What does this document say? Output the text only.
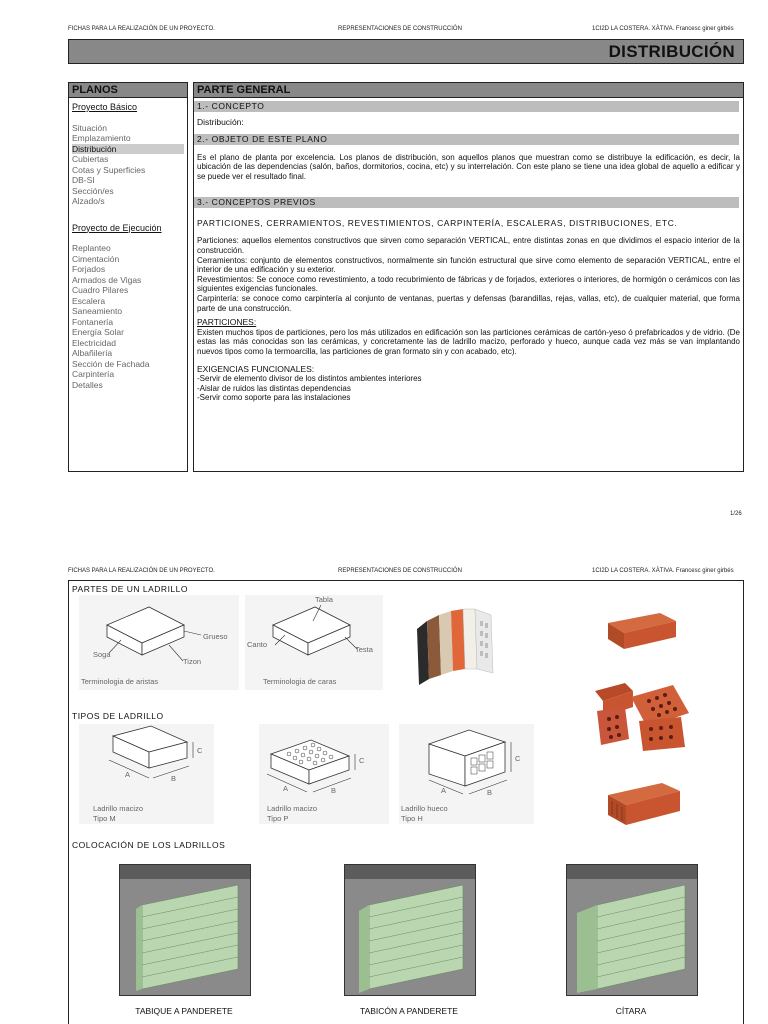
FICHAS PARA LA REALIZACIÓN DE UN PROYECTO.	REPRESENTACIONES DE CONSTRUCCIÓN	1CI2D LA COSTERA. XÀTIVA. Francesc giner girbés
DISTRIBUCIÓN
PLANOS
Proyecto Básico
Situación
Emplazamiento
Distribución
Cubiertas
Cotas y Superficies
DB-SI
Sección/es
Alzado/s
Proyecto de Ejecución
Replanteo
Cimentación
Forjados
Armados de Vigas
Cuadro Pilares
Escalera
Saneamiento
Fontanería
Energía Solar
Electricidad
Albañilería
Sección de Fachada
Carpintería
Detalles
PARTE GENERAL
1.- CONCEPTO
Distribución:
2.- OBJETO DE ESTE PLANO
Es el plano de planta por excelencia. Los planos de distribución, son aquellos planos que muestran como se distribuye la edificación, es decir, la ubicación de las dependencias (salón, baños, dormitorios, cocina, etc) y su interrelación. Con este plano se tiene una idea global de aquello a edificar y se puede ver el resultado final.
3.- CONCEPTOS PREVIOS
PARTICIONES, CERRAMIENTOS, REVESTIMIENTOS, CARPINTERÍA, ESCALERAS, DISTRIBUCIONES, ETC.
Particiones: aquellos elementos constructivos que sirven como separación VERTICAL, entre distintas zonas en que dividimos el espacio interior de la construcción.
Cerramientos: conjunto de elementos constructivos, normalmente sin función estructural que sirve como elemento de separación VERTICAL, entre el interior de una edificación y su exterior.
Revestimientos: Se conoce como revestimiento, a todo recubrimiento de fábricas y de forjados, exteriores o interiores, de hormigón o cerámicos con las siguientes exigencias funcionales.
Carpintería: se conoce como carpintería al conjunto de ventanas, puertas y defensas (barandillas, rejas, vallas, etc), de cualquier material, que forma parte de una construcción.
PARTICIONES:
Existen muchos tipos de particiones, pero los más utilizados en edificación son las particiones cerámicas de cartón-yeso ó prefabricados y de vidrio. (De estas las más conocidas son las cerámicas, y concretamente las de ladrillo macizo, perforado y hueco, aunque cada vez más se van implantando nuevos tipos como la termoarcilla, las particiones de gran formato sin y con acabado, etc).
EXIGENCIAS FUNCIONALES:
-Servir de elemento divisor de los distintos ambientes interiores
-Aislar de ruidos las distintas dependencias
-Servir como soporte para las instalaciones
1/26
FICHAS PARA LA REALIZACIÓN DE UN PROYECTO.	REPRESENTACIONES DE CONSTRUCCIÓN	1CI2D LA COSTERA. XÀTIVA. Francesc giner girbés
PARTES DE UN LADRILLO
TIPOS DE LADRILLO
COLOCACIÓN DE LOS LADRILLOS
Grueso
Soga
Tizon
Terminologia de aristas
Tabla
Canto
Testa
Terminologia de caras
A	B
C
Ladrillo macizo
Tipo M
A	B
C
Ladrillo macizo
Tipo P
A	B
C
Ladrillo hueco
Tipo H
TABIQUE A PANDERETE	TABICÓN A PANDERETE	CÍTARA
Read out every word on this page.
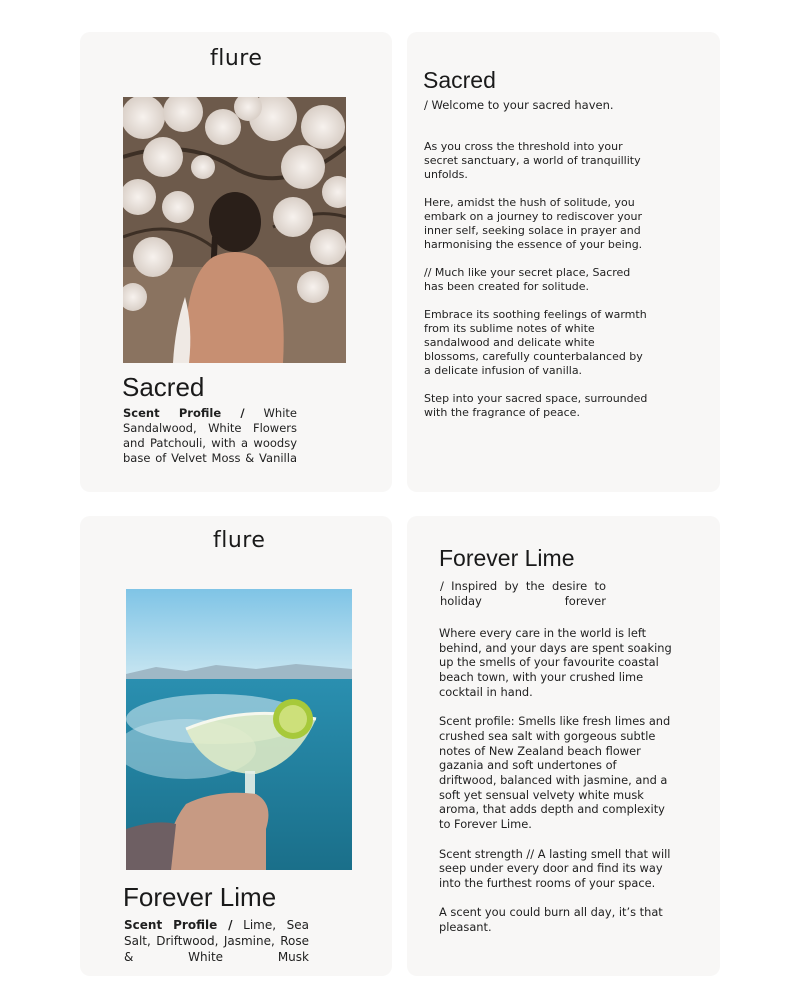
flure
Sacred
Scent Profile / White Sandalwood, White Flowers and Patchouli, with a woodsy base of Velvet Moss & Vanilla
Sacred
/ Welcome to your sacred haven.

As you cross the threshold into your secret sanctuary, a world of tranquillity unfolds.

Here, amidst the hush of solitude, you embark on a journey to rediscover your inner self, seeking solace in prayer and harmonising the essence of your being.

// Much like your secret place, Sacred has been created for solitude.

Embrace its soothing feelings of warmth from its sublime notes of white sandalwood and delicate white blossoms, carefully counterbalanced by a delicate infusion of vanilla.

Step into your sacred space, surrounded with the fragrance of peace.

flure
Forever Lime
Scent Profile / Lime, Sea Salt, Driftwood, Jasmine, Rose & White Musk
Forever Lime
/ Inspired by the desire to holiday forever

Where every care in the world is left behind, and your days are spent soaking up the smells of your favourite coastal beach town, with your crushed lime cocktail in hand.

Scent profile: Smells like fresh limes and crushed sea salt with gorgeous subtle notes of New Zealand beach flower gazania and soft undertones of driftwood, balanced with jasmine, and a soft yet sensual velvety white musk aroma, that adds depth and complexity to Forever Lime.

Scent strength // A lasting smell that will seep under every door and find its way into the furthest rooms of your space.

A scent you could burn all day, it’s that pleasant.
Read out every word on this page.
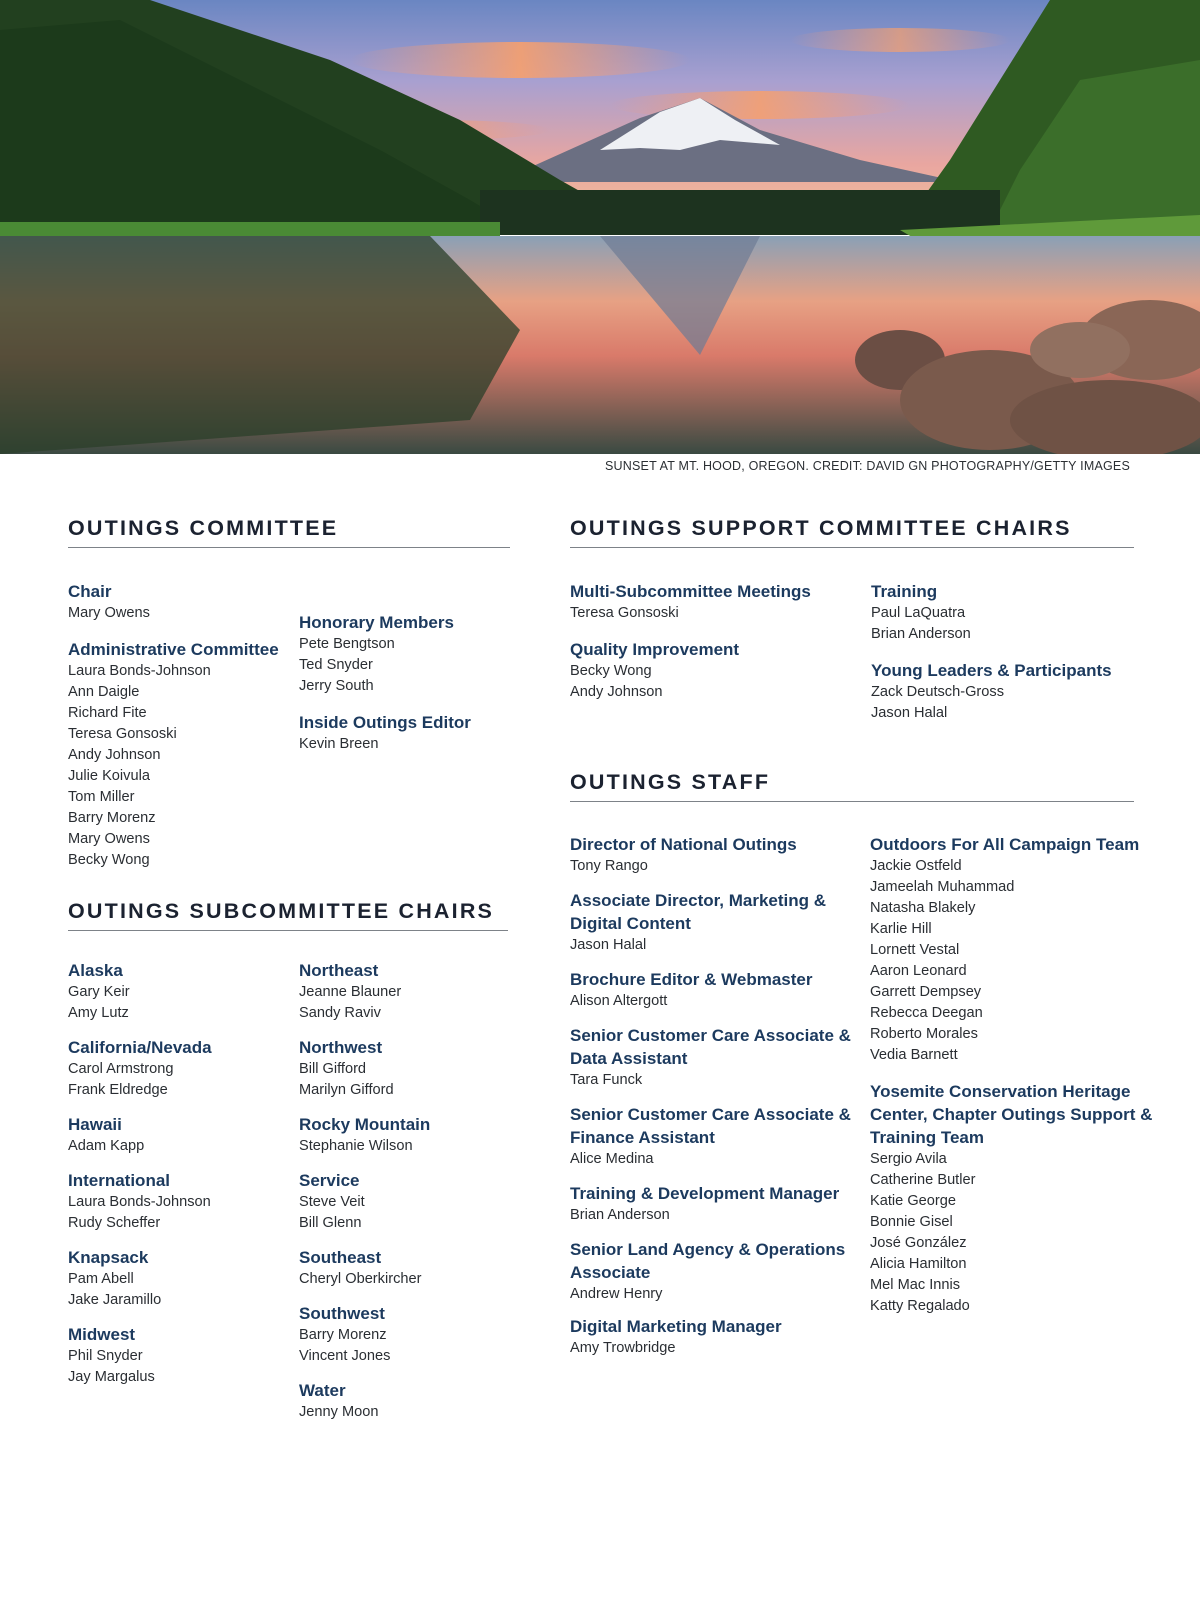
SUNSET AT MT. HOOD, OREGON. CREDIT: DAVID GN PHOTOGRAPHY/GETTY IMAGES
OUTINGS COMMITTEE
Chair
Mary Owens
Administrative Committee
Laura Bonds-Johnson
Ann Daigle
Richard Fite
Teresa Gonsoski
Andy Johnson
Julie Koivula
Tom Miller
Barry Morenz
Mary Owens
Becky Wong
Honorary Members
Pete Bengtson
Ted Snyder
Jerry South
Inside Outings Editor
Kevin Breen
OUTINGS SUBCOMMITTEE CHAIRS
Alaska
Gary Keir
Amy Lutz
California/Nevada
Carol Armstrong
Frank Eldredge
Hawaii
Adam Kapp
International
Laura Bonds-Johnson
Rudy Scheffer
Knapsack
Pam Abell
Jake Jaramillo
Midwest
Phil Snyder
Jay Margalus
Northeast
Jeanne Blauner
Sandy Raviv
Northwest
Bill Gifford
Marilyn Gifford
Rocky Mountain
Stephanie Wilson
Service
Steve Veit
Bill Glenn
Southeast
Cheryl Oberkircher
Southwest
Barry Morenz
Vincent Jones
Water
Jenny Moon
OUTINGS SUPPORT COMMITTEE CHAIRS
Multi-Subcommittee Meetings
Teresa Gonsoski
Quality Improvement
Becky Wong
Andy Johnson
Training
Paul LaQuatra
Brian Anderson
Young Leaders & Participants
Zack Deutsch-Gross
Jason Halal
OUTINGS STAFF
Director of National Outings
Tony Rango
Associate Director, Marketing & Digital Content
Jason Halal
Brochure Editor & Webmaster
Alison Altergott
Senior Customer Care Associate & Data Assistant
Tara Funck
Senior Customer Care Associate & Finance Assistant
Alice Medina
Training & Development Manager
Brian Anderson
Senior Land Agency & Operations Associate
Andrew Henry
Digital Marketing Manager
Amy Trowbridge
Outdoors For All Campaign Team
Jackie Ostfeld
Jameelah Muhammad
Natasha Blakely
Karlie Hill
Lornett Vestal
Aaron Leonard
Garrett Dempsey
Rebecca Deegan
Roberto Morales
Vedia Barnett
Yosemite Conservation Heritage Center, Chapter Outings Support & Training Team
Sergio Avila
Catherine Butler
Katie George
Bonnie Gisel
José González
Alicia Hamilton
Mel Mac Innis
Katty Regalado
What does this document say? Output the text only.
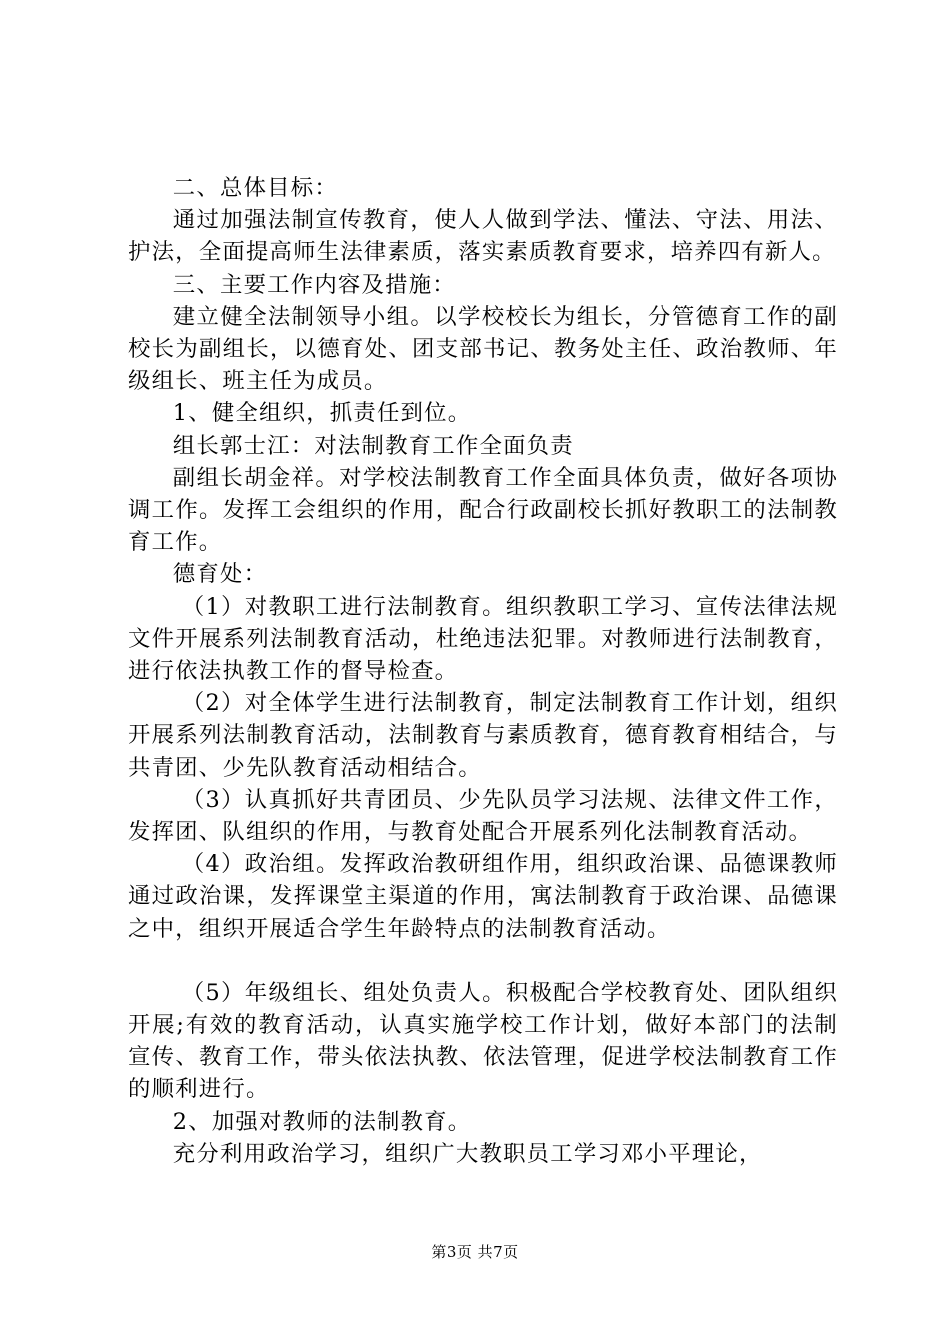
二、总体目标：

通过加强法制宣传教育，使人人做到学法、懂法、守法、用法、护法，全面提高师生法律素质，落实素质教育要求，培养四有新人。

三、主要工作内容及措施：

建立健全法制领导小组。以学校校长为组长，分管德育工作的副校长为副组长，以德育处、团支部书记、教务处主任、政治教师、年级组长、班主任为成员。

1、健全组织，抓责任到位。

组长郭士江：对法制教育工作全面负责

副组长胡金祥。对学校法制教育工作全面具体负责，做好各项协调工作。发挥工会组织的作用，配合行政副校长抓好教职工的法制教育工作。

德育处：

（1）对教职工进行法制教育。组织教职工学习、宣传法律法规文件开展系列法制教育活动，杜绝违法犯罪。对教师进行法制教育，进行依法执教工作的督导检查。

（2）对全体学生进行法制教育，制定法制教育工作计划，组织开展系列法制教育活动，法制教育与素质教育，德育教育相结合，与共青团、少先队教育活动相结合。

（3）认真抓好共青团员、少先队员学习法规、法律文件工作，发挥团、队组织的作用，与教育处配合开展系列化法制教育活动。

（4）政治组。发挥政治教研组作用，组织政治课、品德课教师通过政治课，发挥课堂主渠道的作用，寓法制教育于政治课、品德课之中，组织开展适合学生年龄特点的法制教育活动。

（5）年级组长、组处负责人。积极配合学校教育处、团队组织开展;有效的教育活动，认真实施学校工作计划，做好本部门的法制宣传、教育工作，带头依法执教、依法管理，促进学校法制教育工作的顺利进行。

2、加强对教师的法制教育。

充分利用政治学习，组织广大教职员工学习邓小平理论，

第3页 共7页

## WRITTEN INSTRUCTION
Of the lines above, how many contain the string "constructivos"? Only the number is required.

## CORRECT ANSWER
2